Set task: Extract, from the records beneath this instruction, each line that contains the word "MINISTER".

<<<<

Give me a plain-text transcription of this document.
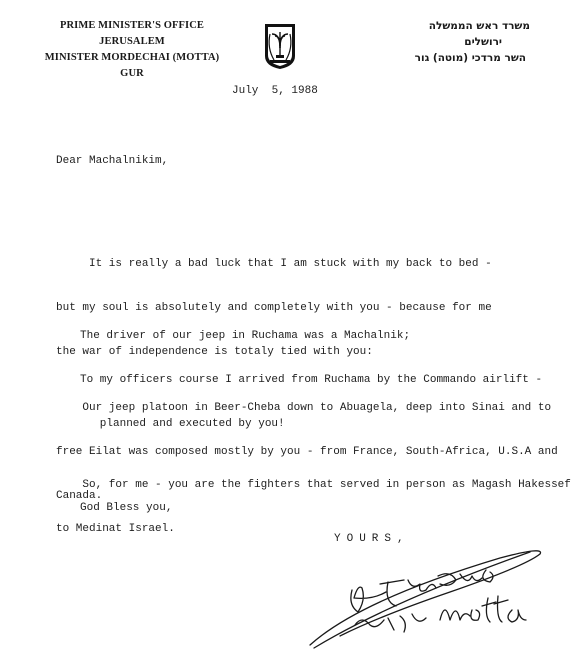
PRIME MINISTER'S OFFICE
JERUSALEM
MINISTER MORDECHAI (MOTTA) GUR
משרד ראש הממשלה
ירושלים
השר מרדכי (מוטה) גור
July  5, 1988
Dear Machalnikim,

It is really a bad luck that I am stuck with my back to bed -

but my soul is absolutely and completely with you - because for me

the war of independence is totaly tied with you:

The driver of our jeep in Ruchama was a Machalnik;

To my officers course I arrived from Ruchama by the Commando airlift -

planned and executed by you!

Our jeep platoon in Beer-Cheba down to Abuagela, deep into Sinai and to

free Eilat was composed mostly by you - from France, South-Africa, U.S.A and

Canada.

So, for me - you are the fighters that served in person as Magash Hakessef

to Medinat Israel.

God Bless you,
YOURS,
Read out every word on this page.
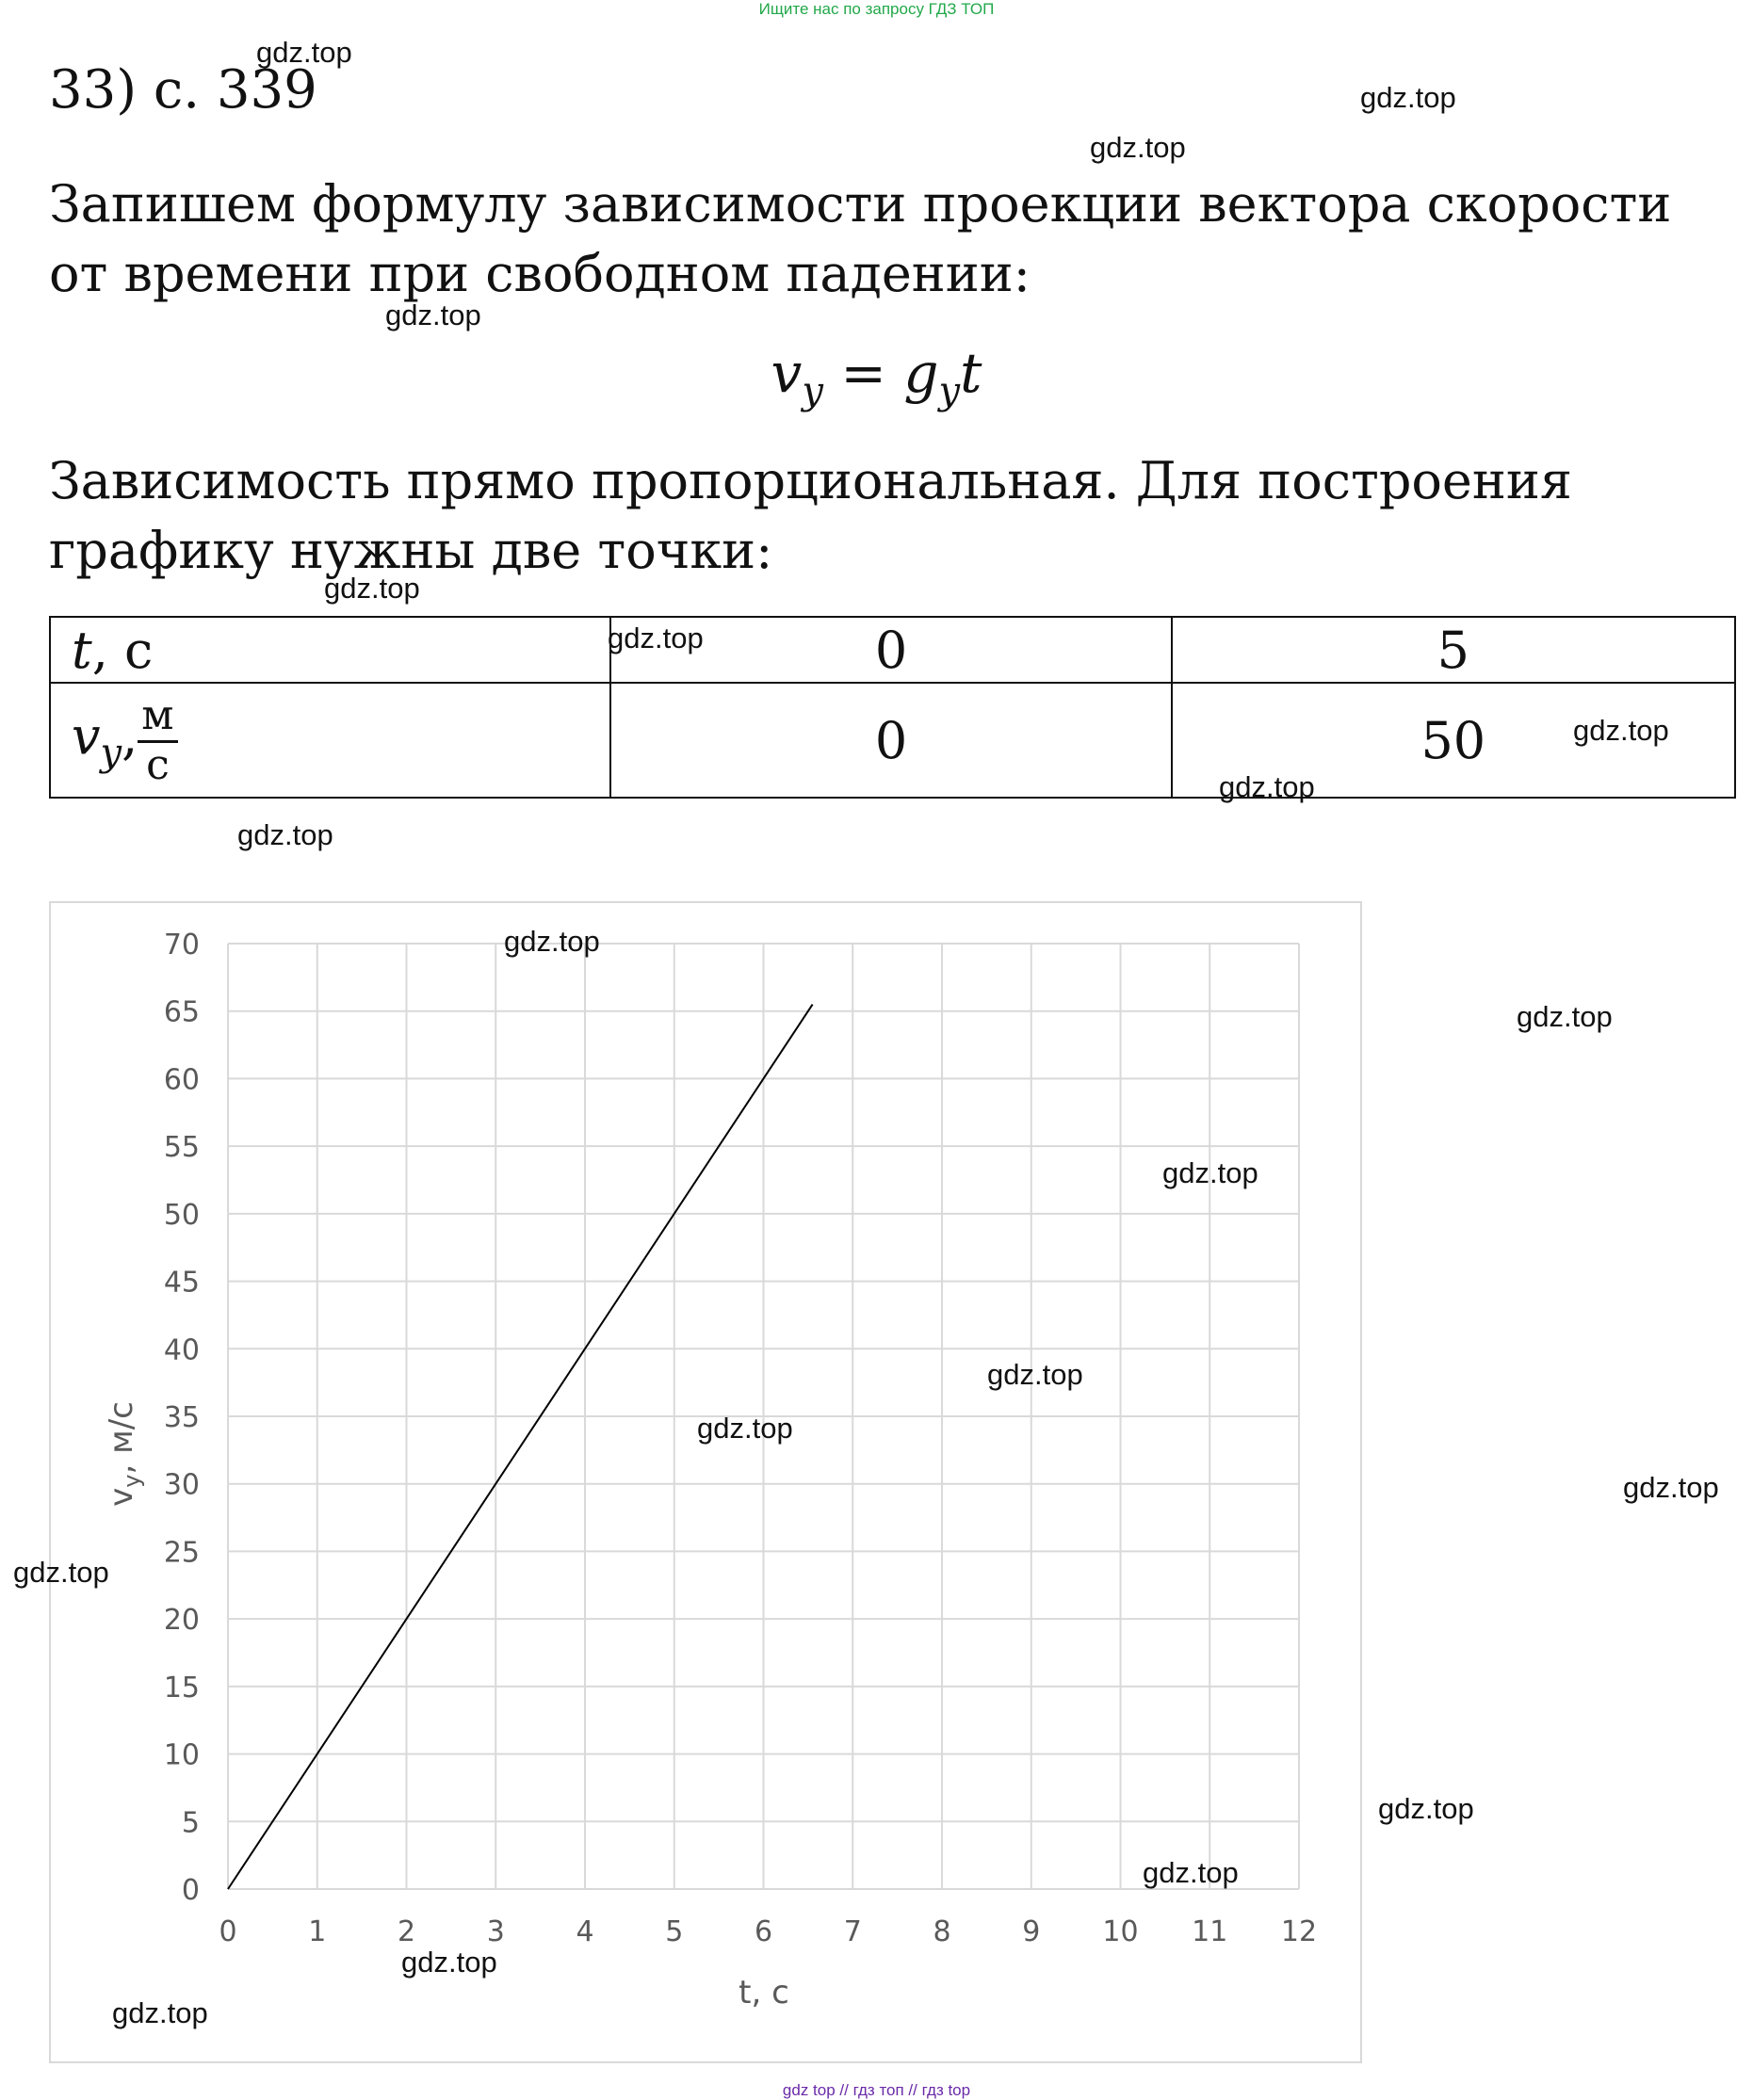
Ищите нас по запросу ГДЗ ТОП
33) с. 339
Запишем формулу зависимости проекции вектора скорости от времени при свободном падении:
$v_y = g_yt$
Зависимость прямо пропорциональная. Для построения графику нужны две точки:
t, с	0	5
$v_y$, $\frac{м}{с}$	0	50
0	1	2	3	4	5	6	7	8	9 10 11 12
0
5
10
15
20
25
30
35
40
45
50
55
60
65
70
t, с
$v_y$, м/с
gdz.top
gdz.top
gdz.top
gdz.top
gdz.top
gdz.top
gdz.top
gdz.top
gdz.top
gdz.top
gdz.top
gdz.top
gdz.top
gdz.top
gdz.top
gdz.top
gdz.top
gdz.top
gdz.top
gdz.top
gdz top // гдз топ // гдз top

>>>>

Written answer:
PRIME MINISTER'S OFFICE
MINISTER MORDECHAI (MOTTA) GUR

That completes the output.